WHAT YOU NEED TO DO:
Print every one of the lines below character for character, changing nothing.

Element and region data:
===============
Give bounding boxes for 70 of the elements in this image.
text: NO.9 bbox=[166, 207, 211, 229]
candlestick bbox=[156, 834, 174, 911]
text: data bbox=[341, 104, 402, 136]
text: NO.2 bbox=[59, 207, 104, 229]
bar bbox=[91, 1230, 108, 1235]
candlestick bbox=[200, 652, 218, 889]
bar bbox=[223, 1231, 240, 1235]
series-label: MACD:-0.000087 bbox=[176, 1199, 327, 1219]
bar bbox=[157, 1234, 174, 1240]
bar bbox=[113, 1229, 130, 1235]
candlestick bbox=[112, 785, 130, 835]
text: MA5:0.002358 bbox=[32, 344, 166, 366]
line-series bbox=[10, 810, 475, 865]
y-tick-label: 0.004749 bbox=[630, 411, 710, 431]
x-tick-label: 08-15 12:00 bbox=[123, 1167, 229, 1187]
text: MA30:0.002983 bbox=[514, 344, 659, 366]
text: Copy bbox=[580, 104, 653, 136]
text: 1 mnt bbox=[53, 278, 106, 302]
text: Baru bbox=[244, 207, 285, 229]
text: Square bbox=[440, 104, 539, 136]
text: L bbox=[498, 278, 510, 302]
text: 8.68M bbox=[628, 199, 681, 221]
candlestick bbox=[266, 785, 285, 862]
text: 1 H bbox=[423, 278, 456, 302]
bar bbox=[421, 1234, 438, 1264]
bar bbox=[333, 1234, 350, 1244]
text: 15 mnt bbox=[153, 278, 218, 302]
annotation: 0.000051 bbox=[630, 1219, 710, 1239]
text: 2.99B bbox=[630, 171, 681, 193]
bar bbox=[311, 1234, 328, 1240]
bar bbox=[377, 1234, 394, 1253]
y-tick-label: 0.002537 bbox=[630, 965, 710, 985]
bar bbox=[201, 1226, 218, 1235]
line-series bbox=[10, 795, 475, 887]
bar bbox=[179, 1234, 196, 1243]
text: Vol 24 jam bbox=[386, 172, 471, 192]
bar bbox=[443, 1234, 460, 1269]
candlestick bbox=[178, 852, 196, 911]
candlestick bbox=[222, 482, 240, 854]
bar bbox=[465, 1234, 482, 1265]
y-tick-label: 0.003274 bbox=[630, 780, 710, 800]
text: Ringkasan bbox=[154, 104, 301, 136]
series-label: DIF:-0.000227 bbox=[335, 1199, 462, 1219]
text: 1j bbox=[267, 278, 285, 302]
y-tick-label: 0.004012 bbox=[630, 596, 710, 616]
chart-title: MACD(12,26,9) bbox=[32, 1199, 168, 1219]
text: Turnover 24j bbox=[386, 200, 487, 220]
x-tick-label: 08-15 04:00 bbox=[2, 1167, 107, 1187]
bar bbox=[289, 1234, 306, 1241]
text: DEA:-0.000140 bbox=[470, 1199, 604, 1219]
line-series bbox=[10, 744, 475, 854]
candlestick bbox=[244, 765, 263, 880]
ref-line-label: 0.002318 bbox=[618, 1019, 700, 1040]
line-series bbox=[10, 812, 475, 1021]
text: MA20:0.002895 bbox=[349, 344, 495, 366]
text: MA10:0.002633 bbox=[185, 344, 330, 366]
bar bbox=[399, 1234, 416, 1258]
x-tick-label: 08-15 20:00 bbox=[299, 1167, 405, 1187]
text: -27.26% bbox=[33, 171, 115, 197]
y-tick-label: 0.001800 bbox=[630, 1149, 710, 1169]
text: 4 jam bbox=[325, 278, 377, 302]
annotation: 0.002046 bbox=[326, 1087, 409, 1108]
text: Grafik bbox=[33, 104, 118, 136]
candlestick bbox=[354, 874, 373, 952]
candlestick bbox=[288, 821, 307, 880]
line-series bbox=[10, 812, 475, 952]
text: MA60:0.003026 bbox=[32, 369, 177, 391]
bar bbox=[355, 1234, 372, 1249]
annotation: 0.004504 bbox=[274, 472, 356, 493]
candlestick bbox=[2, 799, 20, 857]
===============
EXERCISE SOLUTION:
Give bounding boxes for 70 of the elements in this image.
text: NO.9 bbox=[166, 207, 211, 229]
candlestick bbox=[156, 834, 174, 911]
text: data bbox=[341, 104, 402, 136]
text: NO.2 bbox=[59, 207, 104, 229]
bar bbox=[91, 1230, 108, 1235]
candlestick bbox=[200, 652, 218, 889]
bar bbox=[223, 1231, 240, 1235]
series-label: MACD:-0.000087 bbox=[176, 1199, 327, 1219]
bar bbox=[157, 1234, 174, 1240]
bar bbox=[113, 1229, 130, 1235]
candlestick bbox=[112, 785, 130, 835]
text: MA5:0.002358 bbox=[32, 344, 166, 366]
line-series bbox=[10, 810, 475, 865]
y-tick-label: 0.004749 bbox=[630, 411, 710, 431]
x-tick-label: 08-15 12:00 bbox=[123, 1167, 229, 1187]
text: MA30:0.002983 bbox=[514, 344, 659, 366]
text: Copy bbox=[580, 104, 653, 136]
text: 1 mnt bbox=[53, 278, 106, 302]
text: Baru bbox=[244, 207, 285, 229]
text: Square bbox=[440, 104, 539, 136]
text: L bbox=[498, 278, 510, 302]
text: 8.68M bbox=[628, 199, 681, 221]
candlestick bbox=[266, 785, 285, 862]
text: 1 H bbox=[423, 278, 456, 302]
bar bbox=[421, 1234, 438, 1264]
bar bbox=[333, 1234, 350, 1244]
text: 15 mnt bbox=[153, 278, 218, 302]
annotation: 0.000051 bbox=[630, 1219, 710, 1239]
text: 2.99B bbox=[630, 171, 681, 193]
bar bbox=[311, 1234, 328, 1240]
bar bbox=[377, 1234, 394, 1253]
y-tick-label: 0.002537 bbox=[630, 965, 710, 985]
bar bbox=[201, 1226, 218, 1235]
line-series bbox=[10, 795, 475, 887]
bar bbox=[179, 1234, 196, 1243]
text: Vol 24 jam bbox=[386, 172, 471, 192]
bar bbox=[443, 1234, 460, 1269]
candlestick bbox=[178, 852, 196, 911]
candlestick bbox=[222, 482, 240, 854]
bar bbox=[465, 1234, 482, 1265]
y-tick-label: 0.003274 bbox=[630, 780, 710, 800]
text: Ringkasan bbox=[154, 104, 301, 136]
series-label: DIF:-0.000227 bbox=[335, 1199, 462, 1219]
text: 1j bbox=[267, 278, 285, 302]
y-tick-label: 0.004012 bbox=[630, 596, 710, 616]
chart-title: MACD(12,26,9) bbox=[32, 1199, 168, 1219]
text: Turnover 24j bbox=[386, 200, 487, 220]
x-tick-label: 08-15 04:00 bbox=[2, 1167, 107, 1187]
bar bbox=[289, 1234, 306, 1241]
text: DEA:-0.000140 bbox=[470, 1199, 604, 1219]
line-series bbox=[10, 744, 475, 854]
candlestick bbox=[244, 765, 263, 880]
ref-line-label: 0.002318 bbox=[618, 1019, 700, 1040]
line-series bbox=[10, 812, 475, 1021]
text: MA20:0.002895 bbox=[349, 344, 495, 366]
text: MA10:0.002633 bbox=[185, 344, 330, 366]
bar bbox=[399, 1234, 416, 1258]
x-tick-label: 08-15 20:00 bbox=[299, 1167, 405, 1187]
text: -27.26% bbox=[33, 171, 115, 197]
y-tick-label: 0.001800 bbox=[630, 1149, 710, 1169]
text: 4 jam bbox=[325, 278, 377, 302]
annotation: 0.002046 bbox=[326, 1087, 409, 1108]
text: Grafik bbox=[33, 104, 118, 136]
candlestick bbox=[354, 874, 373, 952]
candlestick bbox=[288, 821, 307, 880]
line-series bbox=[10, 812, 475, 952]
text: MA60:0.003026 bbox=[32, 369, 177, 391]
bar bbox=[355, 1234, 372, 1249]
annotation: 0.004504 bbox=[274, 472, 356, 493]
candlestick bbox=[2, 799, 20, 857]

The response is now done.